Problem:
Would you transcribe the listing that follows, character for character, and omit its images?

Records for the task:
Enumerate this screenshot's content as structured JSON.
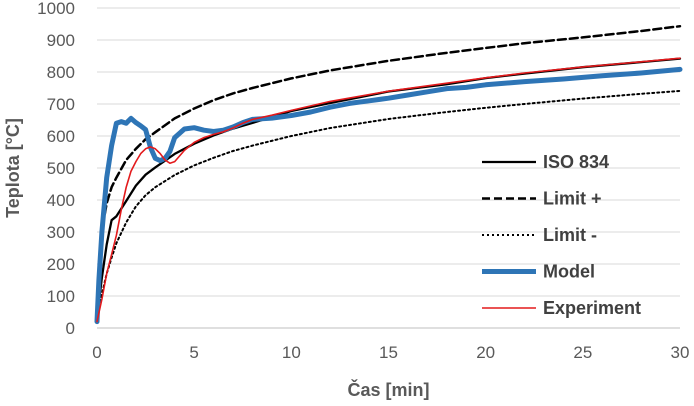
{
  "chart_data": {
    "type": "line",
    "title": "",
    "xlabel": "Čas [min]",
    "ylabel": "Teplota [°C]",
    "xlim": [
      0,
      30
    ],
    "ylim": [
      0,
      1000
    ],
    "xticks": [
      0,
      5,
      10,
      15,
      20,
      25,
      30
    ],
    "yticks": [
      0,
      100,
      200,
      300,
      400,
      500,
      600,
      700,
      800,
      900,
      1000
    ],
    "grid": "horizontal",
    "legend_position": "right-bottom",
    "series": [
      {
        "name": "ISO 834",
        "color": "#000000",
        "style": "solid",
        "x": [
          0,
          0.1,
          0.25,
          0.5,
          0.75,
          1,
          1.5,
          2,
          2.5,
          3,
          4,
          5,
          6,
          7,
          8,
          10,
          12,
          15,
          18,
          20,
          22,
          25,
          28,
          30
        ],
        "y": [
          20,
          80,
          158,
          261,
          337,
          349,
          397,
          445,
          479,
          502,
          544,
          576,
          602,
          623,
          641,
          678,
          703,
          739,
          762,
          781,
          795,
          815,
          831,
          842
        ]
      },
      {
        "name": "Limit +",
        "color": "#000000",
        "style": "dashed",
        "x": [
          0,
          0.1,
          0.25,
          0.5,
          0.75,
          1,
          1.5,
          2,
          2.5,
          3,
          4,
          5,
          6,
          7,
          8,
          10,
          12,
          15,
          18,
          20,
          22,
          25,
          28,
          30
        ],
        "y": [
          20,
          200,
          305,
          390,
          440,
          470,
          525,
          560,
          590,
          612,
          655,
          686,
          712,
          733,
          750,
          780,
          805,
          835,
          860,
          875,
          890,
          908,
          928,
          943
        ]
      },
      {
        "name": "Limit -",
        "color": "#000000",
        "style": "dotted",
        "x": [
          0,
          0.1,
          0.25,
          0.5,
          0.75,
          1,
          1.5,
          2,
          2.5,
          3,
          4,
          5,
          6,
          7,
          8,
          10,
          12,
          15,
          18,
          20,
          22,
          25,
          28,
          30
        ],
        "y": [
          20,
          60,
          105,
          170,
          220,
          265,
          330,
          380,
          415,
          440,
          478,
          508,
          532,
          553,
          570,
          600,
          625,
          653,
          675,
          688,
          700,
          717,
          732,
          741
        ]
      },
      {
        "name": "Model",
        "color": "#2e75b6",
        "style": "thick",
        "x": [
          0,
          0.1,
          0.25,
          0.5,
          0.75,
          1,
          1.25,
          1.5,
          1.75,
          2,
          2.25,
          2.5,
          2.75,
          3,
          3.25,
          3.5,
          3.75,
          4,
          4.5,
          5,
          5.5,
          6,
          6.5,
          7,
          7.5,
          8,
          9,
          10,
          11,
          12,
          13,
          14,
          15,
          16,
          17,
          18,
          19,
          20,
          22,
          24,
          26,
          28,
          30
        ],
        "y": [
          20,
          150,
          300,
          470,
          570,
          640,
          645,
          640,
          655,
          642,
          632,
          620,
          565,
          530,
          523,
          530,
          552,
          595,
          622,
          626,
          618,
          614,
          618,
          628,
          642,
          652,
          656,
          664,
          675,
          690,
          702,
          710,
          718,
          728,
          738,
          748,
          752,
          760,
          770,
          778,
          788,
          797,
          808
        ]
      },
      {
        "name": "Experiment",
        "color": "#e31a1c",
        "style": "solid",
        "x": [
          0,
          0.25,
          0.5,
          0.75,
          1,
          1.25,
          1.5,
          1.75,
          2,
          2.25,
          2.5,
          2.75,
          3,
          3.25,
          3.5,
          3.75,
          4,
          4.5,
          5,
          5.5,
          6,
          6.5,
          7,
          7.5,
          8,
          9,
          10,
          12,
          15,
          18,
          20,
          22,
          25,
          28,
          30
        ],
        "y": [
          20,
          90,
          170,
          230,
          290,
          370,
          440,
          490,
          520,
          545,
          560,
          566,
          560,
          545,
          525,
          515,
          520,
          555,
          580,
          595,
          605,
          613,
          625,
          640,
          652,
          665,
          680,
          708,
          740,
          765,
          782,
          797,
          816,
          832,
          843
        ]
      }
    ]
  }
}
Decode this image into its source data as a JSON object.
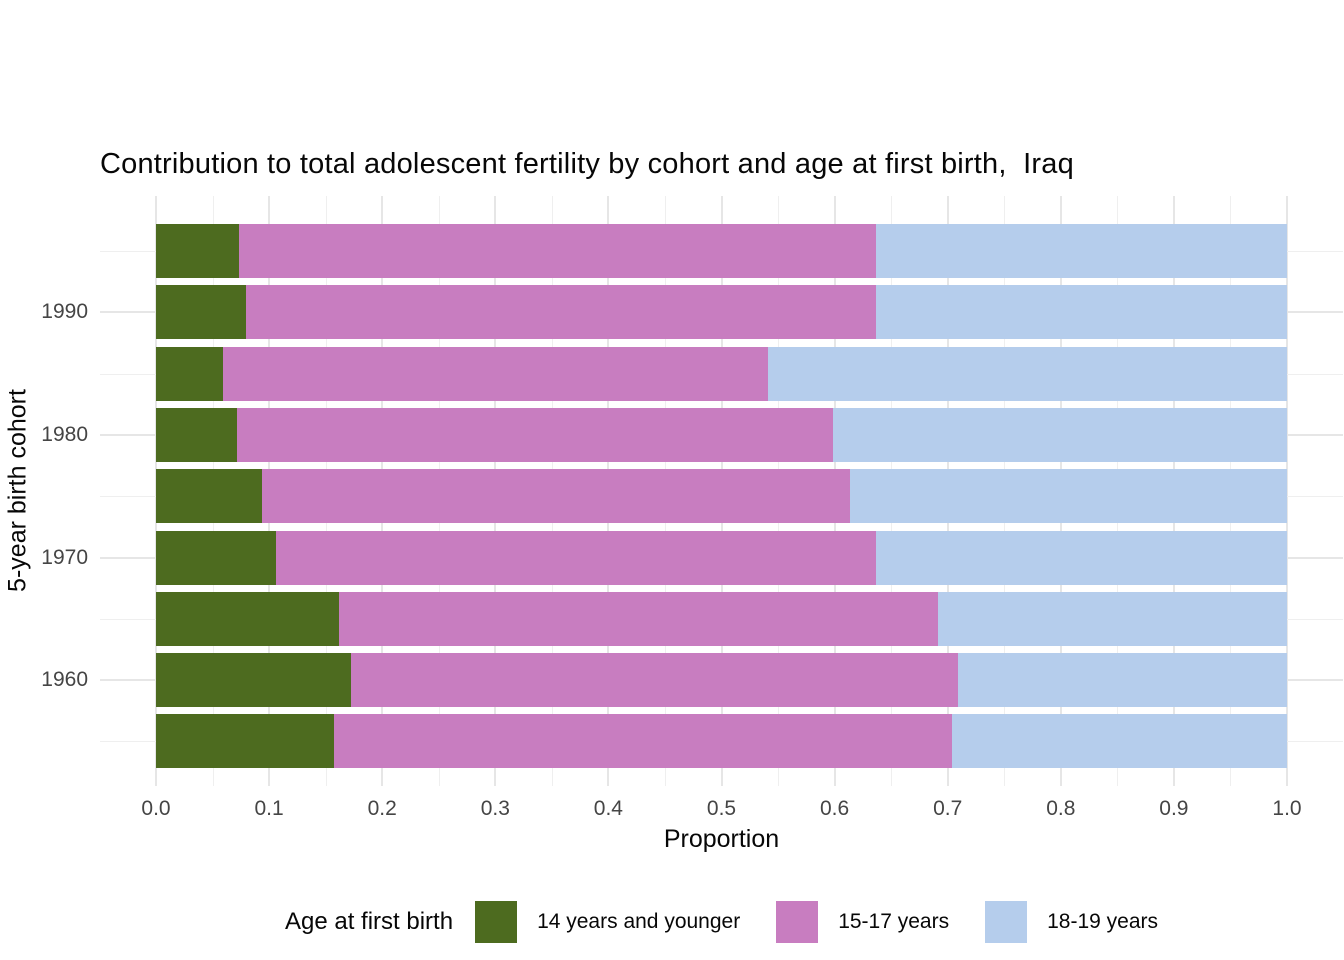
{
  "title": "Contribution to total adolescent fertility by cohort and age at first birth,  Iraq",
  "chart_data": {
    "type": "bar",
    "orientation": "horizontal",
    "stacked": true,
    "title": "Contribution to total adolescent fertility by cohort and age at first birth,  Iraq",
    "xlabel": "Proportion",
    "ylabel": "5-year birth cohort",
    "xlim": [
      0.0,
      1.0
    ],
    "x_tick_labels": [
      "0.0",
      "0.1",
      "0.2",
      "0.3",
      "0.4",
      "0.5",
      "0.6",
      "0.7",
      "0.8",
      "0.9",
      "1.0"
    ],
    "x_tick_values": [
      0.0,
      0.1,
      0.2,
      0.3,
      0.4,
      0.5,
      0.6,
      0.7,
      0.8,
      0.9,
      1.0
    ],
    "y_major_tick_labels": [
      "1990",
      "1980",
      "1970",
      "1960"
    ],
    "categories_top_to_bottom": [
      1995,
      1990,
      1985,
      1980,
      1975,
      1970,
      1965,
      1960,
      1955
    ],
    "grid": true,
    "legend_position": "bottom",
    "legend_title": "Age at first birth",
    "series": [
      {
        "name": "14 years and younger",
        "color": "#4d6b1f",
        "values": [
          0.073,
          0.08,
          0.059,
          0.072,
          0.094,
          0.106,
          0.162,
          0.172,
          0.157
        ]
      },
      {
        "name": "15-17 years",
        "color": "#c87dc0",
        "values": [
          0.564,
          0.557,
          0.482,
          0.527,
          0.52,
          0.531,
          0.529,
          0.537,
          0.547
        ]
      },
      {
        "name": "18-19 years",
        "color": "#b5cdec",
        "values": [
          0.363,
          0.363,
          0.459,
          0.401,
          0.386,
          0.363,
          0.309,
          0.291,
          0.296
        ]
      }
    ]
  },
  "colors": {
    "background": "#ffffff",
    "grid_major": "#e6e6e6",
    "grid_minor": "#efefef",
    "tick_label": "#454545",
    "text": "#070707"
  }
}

Correct output:
Enumerate this screenshot's content as structured JSON.
{
  "chart_data": {
    "type": "line",
    "title": "",
    "xlabel": "Čas [min]",
    "ylabel": "Teplota [°C]",
    "xlim": [
      0,
      30
    ],
    "ylim": [
      0,
      1000
    ],
    "xticks": [
      0,
      5,
      10,
      15,
      20,
      25,
      30
    ],
    "yticks": [
      0,
      100,
      200,
      300,
      400,
      500,
      600,
      700,
      800,
      900,
      1000
    ],
    "grid": "horizontal",
    "legend_position": "right-bottom",
    "series": [
      {
        "name": "ISO 834",
        "color": "#000000",
        "style": "solid",
        "x": [
          0,
          0.1,
          0.25,
          0.5,
          0.75,
          1,
          1.5,
          2,
          2.5,
          3,
          4,
          5,
          6,
          7,
          8,
          10,
          12,
          15,
          18,
          20,
          22,
          25,
          28,
          30
        ],
        "y": [
          20,
          80,
          158,
          261,
          337,
          349,
          397,
          445,
          479,
          502,
          544,
          576,
          602,
          623,
          641,
          678,
          703,
          739,
          762,
          781,
          795,
          815,
          831,
          842
        ]
      },
      {
        "name": "Limit +",
        "color": "#000000",
        "style": "dashed",
        "x": [
          0,
          0.1,
          0.25,
          0.5,
          0.75,
          1,
          1.5,
          2,
          2.5,
          3,
          4,
          5,
          6,
          7,
          8,
          10,
          12,
          15,
          18,
          20,
          22,
          25,
          28,
          30
        ],
        "y": [
          20,
          200,
          305,
          390,
          440,
          470,
          525,
          560,
          590,
          612,
          655,
          686,
          712,
          733,
          750,
          780,
          805,
          835,
          860,
          875,
          890,
          908,
          928,
          943
        ]
      },
      {
        "name": "Limit -",
        "color": "#000000",
        "style": "dotted",
        "x": [
          0,
          0.1,
          0.25,
          0.5,
          0.75,
          1,
          1.5,
          2,
          2.5,
          3,
          4,
          5,
          6,
          7,
          8,
          10,
          12,
          15,
          18,
          20,
          22,
          25,
          28,
          30
        ],
        "y": [
          20,
          60,
          105,
          170,
          220,
          265,
          330,
          380,
          415,
          440,
          478,
          508,
          532,
          553,
          570,
          600,
          625,
          653,
          675,
          688,
          700,
          717,
          732,
          741
        ]
      },
      {
        "name": "Model",
        "color": "#2e75b6",
        "style": "thick",
        "x": [
          0,
          0.1,
          0.25,
          0.5,
          0.75,
          1,
          1.25,
          1.5,
          1.75,
          2,
          2.25,
          2.5,
          2.75,
          3,
          3.25,
          3.5,
          3.75,
          4,
          4.5,
          5,
          5.5,
          6,
          6.5,
          7,
          7.5,
          8,
          9,
          10,
          11,
          12,
          13,
          14,
          15,
          16,
          17,
          18,
          19,
          20,
          22,
          24,
          26,
          28,
          30
        ],
        "y": [
          20,
          150,
          300,
          470,
          570,
          640,
          645,
          640,
          655,
          642,
          632,
          620,
          565,
          530,
          523,
          530,
          552,
          595,
          622,
          626,
          618,
          614,
          618,
          628,
          642,
          652,
          656,
          664,
          675,
          690,
          702,
          710,
          718,
          728,
          738,
          748,
          752,
          760,
          770,
          778,
          788,
          797,
          808
        ]
      },
      {
        "name": "Experiment",
        "color": "#e31a1c",
        "style": "solid",
        "x": [
          0,
          0.25,
          0.5,
          0.75,
          1,
          1.25,
          1.5,
          1.75,
          2,
          2.25,
          2.5,
          2.75,
          3,
          3.25,
          3.5,
          3.75,
          4,
          4.5,
          5,
          5.5,
          6,
          6.5,
          7,
          7.5,
          8,
          9,
          10,
          12,
          15,
          18,
          20,
          22,
          25,
          28,
          30
        ],
        "y": [
          20,
          90,
          170,
          230,
          290,
          370,
          440,
          490,
          520,
          545,
          560,
          566,
          560,
          545,
          525,
          515,
          520,
          555,
          580,
          595,
          605,
          613,
          625,
          640,
          652,
          665,
          680,
          708,
          740,
          765,
          782,
          797,
          816,
          832,
          843
        ]
      }
    ]
  }
}
Decode this image into its source data as a JSON object.
{
  "title": "Contribution to total adolescent fertility by cohort and age at first birth,  Iraq",
  "chart_data": {
    "type": "bar",
    "orientation": "horizontal",
    "stacked": true,
    "title": "Contribution to total adolescent fertility by cohort and age at first birth,  Iraq",
    "xlabel": "Proportion",
    "ylabel": "5-year birth cohort",
    "xlim": [
      0.0,
      1.0
    ],
    "x_tick_labels": [
      "0.0",
      "0.1",
      "0.2",
      "0.3",
      "0.4",
      "0.5",
      "0.6",
      "0.7",
      "0.8",
      "0.9",
      "1.0"
    ],
    "x_tick_values": [
      0.0,
      0.1,
      0.2,
      0.3,
      0.4,
      0.5,
      0.6,
      0.7,
      0.8,
      0.9,
      1.0
    ],
    "y_major_tick_labels": [
      "1990",
      "1980",
      "1970",
      "1960"
    ],
    "categories_top_to_bottom": [
      1995,
      1990,
      1985,
      1980,
      1975,
      1970,
      1965,
      1960,
      1955
    ],
    "grid": true,
    "legend_position": "bottom",
    "legend_title": "Age at first birth",
    "series": [
      {
        "name": "14 years and younger",
        "color": "#4d6b1f",
        "values": [
          0.073,
          0.08,
          0.059,
          0.072,
          0.094,
          0.106,
          0.162,
          0.172,
          0.157
        ]
      },
      {
        "name": "15-17 years",
        "color": "#c87dc0",
        "values": [
          0.564,
          0.557,
          0.482,
          0.527,
          0.52,
          0.531,
          0.529,
          0.537,
          0.547
        ]
      },
      {
        "name": "18-19 years",
        "color": "#b5cdec",
        "values": [
          0.363,
          0.363,
          0.459,
          0.401,
          0.386,
          0.363,
          0.309,
          0.291,
          0.296
        ]
      }
    ]
  },
  "colors": {
    "background": "#ffffff",
    "grid_major": "#e6e6e6",
    "grid_minor": "#efefef",
    "tick_label": "#454545",
    "text": "#070707"
  }
}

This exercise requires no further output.